(GOAL OF THE EXERCISE): Copy every line of the items below character for character, leaving out the pictures.

+++ RECORDED DATA

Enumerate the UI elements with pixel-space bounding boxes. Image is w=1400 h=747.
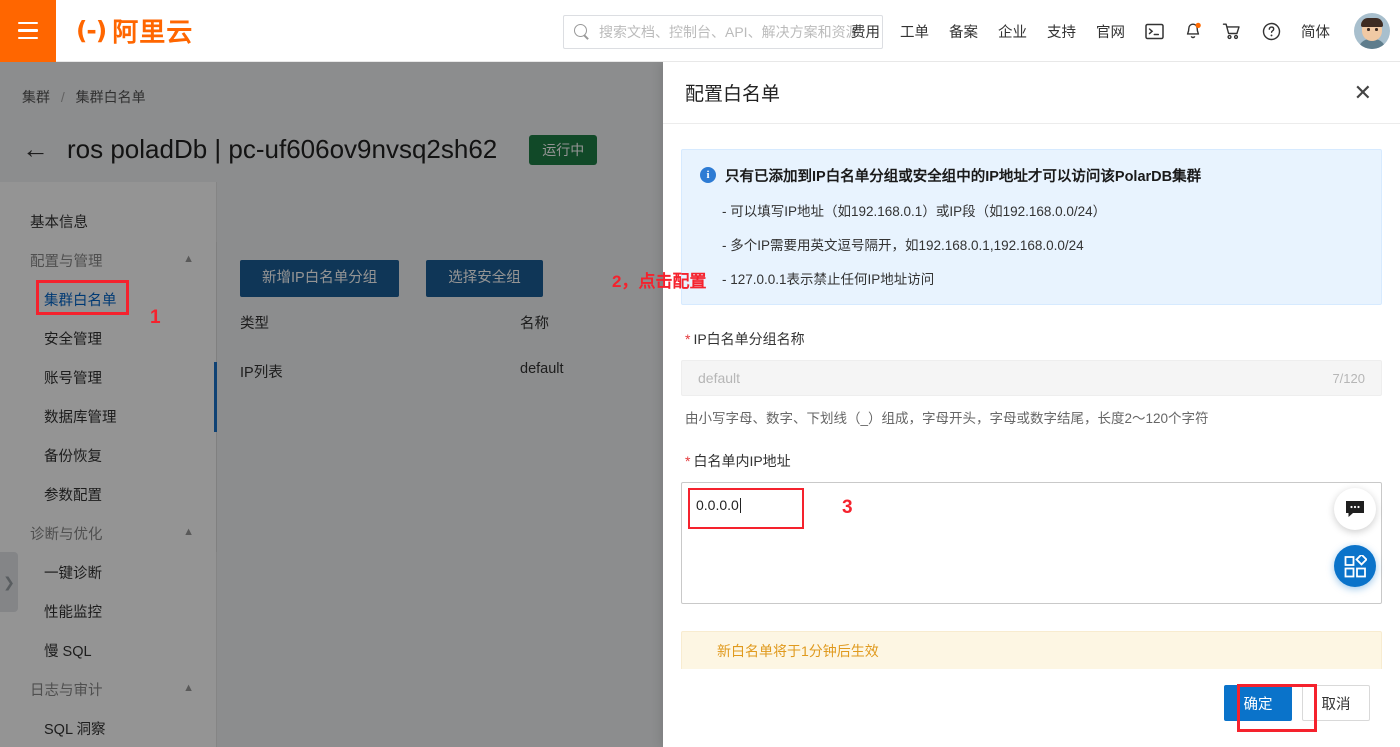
brand-logo[interactable]: (-) 阿里云 <box>76 12 193 49</box>
info-alert-heading: 只有已添加到IP白名单分组或安全组中的IP地址才可以访问该PolarDB集群 <box>725 169 1202 185</box>
close-icon[interactable]: ✕ <box>1354 81 1372 104</box>
app-root: (-) 阿里云 搜索文档、控制台、API、解决方案和资源 费用 工单 备案 企业… <box>0 0 1400 747</box>
annotation-label-3: 3 <box>842 497 853 518</box>
help-icon[interactable] <box>1252 22 1291 41</box>
brand-name: 阿里云 <box>112 17 194 47</box>
search-input[interactable]: 搜索文档、控制台、API、解决方案和资源 <box>563 15 883 49</box>
ip-address-label-text: 白名单内IP地址 <box>693 453 791 469</box>
group-name-hint: 由小写字母、数字、下划线（_）组成，字母开头，字母或数字结尾，长度2～120个字… <box>685 411 1209 426</box>
language-switch[interactable]: 简体 <box>1291 21 1340 42</box>
top-navigation-bar: (-) 阿里云 搜索文档、控制台、API、解决方案和资源 费用 工单 备案 企业… <box>0 0 1400 62</box>
required-mark: * <box>685 453 691 469</box>
search-placeholder: 搜索文档、控制台、API、解决方案和资源 <box>599 24 860 40</box>
dialog-title: 配置白名单 <box>685 84 781 105</box>
avatar-eye-right <box>1375 28 1378 31</box>
group-name-input[interactable]: default 7/120 <box>681 360 1382 396</box>
confirm-button[interactable]: 确定 <box>1224 685 1292 721</box>
group-name-value: default <box>698 370 741 386</box>
ip-address-text: 0.0.0.0 <box>696 497 739 513</box>
cancel-button[interactable]: 取消 <box>1302 685 1370 721</box>
info-alert-line-2: - 多个IP需要用英文逗号隔开，如192.168.0.1,192.168.0.0… <box>722 238 1084 253</box>
info-alert-heading-row: i 只有已添加到IP白名单分组或安全组中的IP地址才可以访问该PolarDB集群 <box>700 165 1363 186</box>
warning-text: 新白名单将于1分钟后生效 <box>717 643 879 659</box>
info-alert-line-1: - 可以填写IP地址（如192.168.0.1）或IP段（如192.168.0.… <box>722 204 1107 219</box>
avatar-hair <box>1361 18 1383 27</box>
user-avatar[interactable] <box>1354 13 1390 49</box>
terminal-icon[interactable] <box>1135 23 1174 40</box>
group-name-label-text: IP白名单分组名称 <box>693 331 805 347</box>
dialog-header: 配置白名单 ✕ <box>663 62 1400 124</box>
chat-bubble-icon[interactable] <box>1334 488 1376 530</box>
ip-address-label: * 白名单内IP地址 <box>685 451 1382 471</box>
nav-link-fee[interactable]: 费用 <box>841 21 890 42</box>
ip-address-value: 0.0.0.0 <box>696 497 741 513</box>
nav-link-support[interactable]: 支持 <box>1037 21 1086 42</box>
info-alert: i 只有已添加到IP白名单分组或安全组中的IP地址才可以访问该PolarDB集群… <box>681 149 1382 305</box>
dialog-footer: 确定 取消 <box>663 669 1400 747</box>
warning-bar: 新白名单将于1分钟后生效 <box>681 631 1382 669</box>
required-mark: * <box>685 331 691 347</box>
info-icon: i <box>700 167 716 183</box>
apps-grid-icon[interactable] <box>1334 545 1376 587</box>
info-alert-line-3: - 127.0.0.1表示禁止任何IP地址访问 <box>722 272 935 287</box>
nav-link-ticket[interactable]: 工单 <box>890 21 939 42</box>
ip-address-textarea[interactable]: 0.0.0.0 3 <box>681 482 1382 604</box>
bell-icon[interactable] <box>1174 22 1212 41</box>
hamburger-icon[interactable] <box>0 0 56 62</box>
cart-icon[interactable] <box>1212 22 1252 40</box>
text-caret <box>739 498 741 513</box>
search-icon <box>574 24 590 40</box>
top-nav-links: 费用 工单 备案 企业 支持 官网 简体 <box>841 0 1340 62</box>
nav-link-enterprise[interactable]: 企业 <box>988 21 1037 42</box>
dialog-body: i 只有已添加到IP白名单分组或安全组中的IP地址才可以访问该PolarDB集群… <box>663 124 1400 669</box>
nav-link-icp[interactable]: 备案 <box>939 21 988 42</box>
group-name-counter: 7/120 <box>1332 370 1365 386</box>
aliyun-mark-icon: (-) <box>76 16 107 45</box>
configure-whitelist-dialog: 配置白名单 ✕ i 只有已添加到IP白名单分组或安全组中的IP地址才可以访问该P… <box>663 62 1400 747</box>
group-name-label: * IP白名单分组名称 <box>685 329 1382 349</box>
nav-link-website[interactable]: 官网 <box>1086 21 1135 42</box>
avatar-eye-left <box>1367 28 1370 31</box>
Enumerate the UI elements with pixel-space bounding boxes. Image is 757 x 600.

++++++

(CORRECT RESPONSE):
Enumerate the UI elements with pixel-space bounding boxes. Image is w=1400 h=747.
brand-logo[interactable]: (-) 阿里云 <box>76 12 193 49</box>
info-alert-heading: 只有已添加到IP白名单分组或安全组中的IP地址才可以访问该PolarDB集群 <box>725 169 1202 185</box>
close-icon[interactable]: ✕ <box>1354 81 1372 104</box>
app-root: (-) 阿里云 搜索文档、控制台、API、解决方案和资源 费用 工单 备案 企业… <box>0 0 1400 747</box>
annotation-label-3: 3 <box>842 497 853 518</box>
help-icon[interactable] <box>1252 22 1291 41</box>
brand-name: 阿里云 <box>112 17 194 47</box>
search-input[interactable]: 搜索文档、控制台、API、解决方案和资源 <box>563 15 883 49</box>
ip-address-label-text: 白名单内IP地址 <box>693 453 791 469</box>
group-name-hint: 由小写字母、数字、下划线（_）组成，字母开头，字母或数字结尾，长度2～120个字… <box>685 411 1209 426</box>
language-switch[interactable]: 简体 <box>1291 21 1340 42</box>
top-navigation-bar: (-) 阿里云 搜索文档、控制台、API、解决方案和资源 费用 工单 备案 企业… <box>0 0 1400 62</box>
required-mark: * <box>685 453 691 469</box>
search-placeholder: 搜索文档、控制台、API、解决方案和资源 <box>599 24 860 40</box>
dialog-title: 配置白名单 <box>685 84 781 105</box>
avatar-eye-right <box>1375 28 1378 31</box>
group-name-input[interactable]: default 7/120 <box>681 360 1382 396</box>
confirm-button[interactable]: 确定 <box>1224 685 1292 721</box>
group-name-value: default <box>698 370 741 386</box>
ip-address-text: 0.0.0.0 <box>696 497 739 513</box>
cancel-button[interactable]: 取消 <box>1302 685 1370 721</box>
info-alert-line-2: - 多个IP需要用英文逗号隔开，如192.168.0.1,192.168.0.0… <box>722 238 1084 253</box>
info-alert-heading-row: i 只有已添加到IP白名单分组或安全组中的IP地址才可以访问该PolarDB集群 <box>700 165 1363 186</box>
warning-text: 新白名单将于1分钟后生效 <box>717 643 879 659</box>
info-alert-line-1: - 可以填写IP地址（如192.168.0.1）或IP段（如192.168.0.… <box>722 204 1107 219</box>
avatar-hair <box>1361 18 1383 27</box>
user-avatar[interactable] <box>1354 13 1390 49</box>
terminal-icon[interactable] <box>1135 23 1174 40</box>
group-name-label-text: IP白名单分组名称 <box>693 331 805 347</box>
dialog-header: 配置白名单 ✕ <box>663 62 1400 124</box>
chat-bubble-icon[interactable] <box>1334 488 1376 530</box>
ip-address-label: * 白名单内IP地址 <box>685 451 1382 471</box>
nav-link-fee[interactable]: 费用 <box>841 21 890 42</box>
ip-address-value: 0.0.0.0 <box>696 497 741 513</box>
nav-link-support[interactable]: 支持 <box>1037 21 1086 42</box>
info-alert: i 只有已添加到IP白名单分组或安全组中的IP地址才可以访问该PolarDB集群… <box>681 149 1382 305</box>
dialog-footer: 确定 取消 <box>663 669 1400 747</box>
warning-bar: 新白名单将于1分钟后生效 <box>681 631 1382 669</box>
required-mark: * <box>685 331 691 347</box>
info-icon: i <box>700 167 716 183</box>
apps-grid-icon[interactable] <box>1334 545 1376 587</box>
info-alert-line-3: - 127.0.0.1表示禁止任何IP地址访问 <box>722 272 935 287</box>
nav-link-ticket[interactable]: 工单 <box>890 21 939 42</box>
ip-address-textarea[interactable]: 0.0.0.0 3 <box>681 482 1382 604</box>
bell-icon[interactable] <box>1174 22 1212 41</box>
hamburger-icon[interactable] <box>0 0 56 62</box>
cart-icon[interactable] <box>1212 22 1252 40</box>
text-caret <box>739 498 741 513</box>
search-icon <box>574 24 590 40</box>
top-nav-links: 费用 工单 备案 企业 支持 官网 简体 <box>841 0 1340 62</box>
nav-link-enterprise[interactable]: 企业 <box>988 21 1037 42</box>
dialog-body: i 只有已添加到IP白名单分组或安全组中的IP地址才可以访问该PolarDB集群… <box>663 124 1400 669</box>
nav-link-icp[interactable]: 备案 <box>939 21 988 42</box>
group-name-counter: 7/120 <box>1332 370 1365 386</box>
aliyun-mark-icon: (-) <box>76 16 107 45</box>
configure-whitelist-dialog: 配置白名单 ✕ i 只有已添加到IP白名单分组或安全组中的IP地址才可以访问该P… <box>663 62 1400 747</box>
group-name-label: * IP白名单分组名称 <box>685 329 1382 349</box>
nav-link-website[interactable]: 官网 <box>1086 21 1135 42</box>
avatar-eye-left <box>1367 28 1370 31</box>
Enumerate the UI elements with pixel-space bounding boxes. Image is 757 x 600.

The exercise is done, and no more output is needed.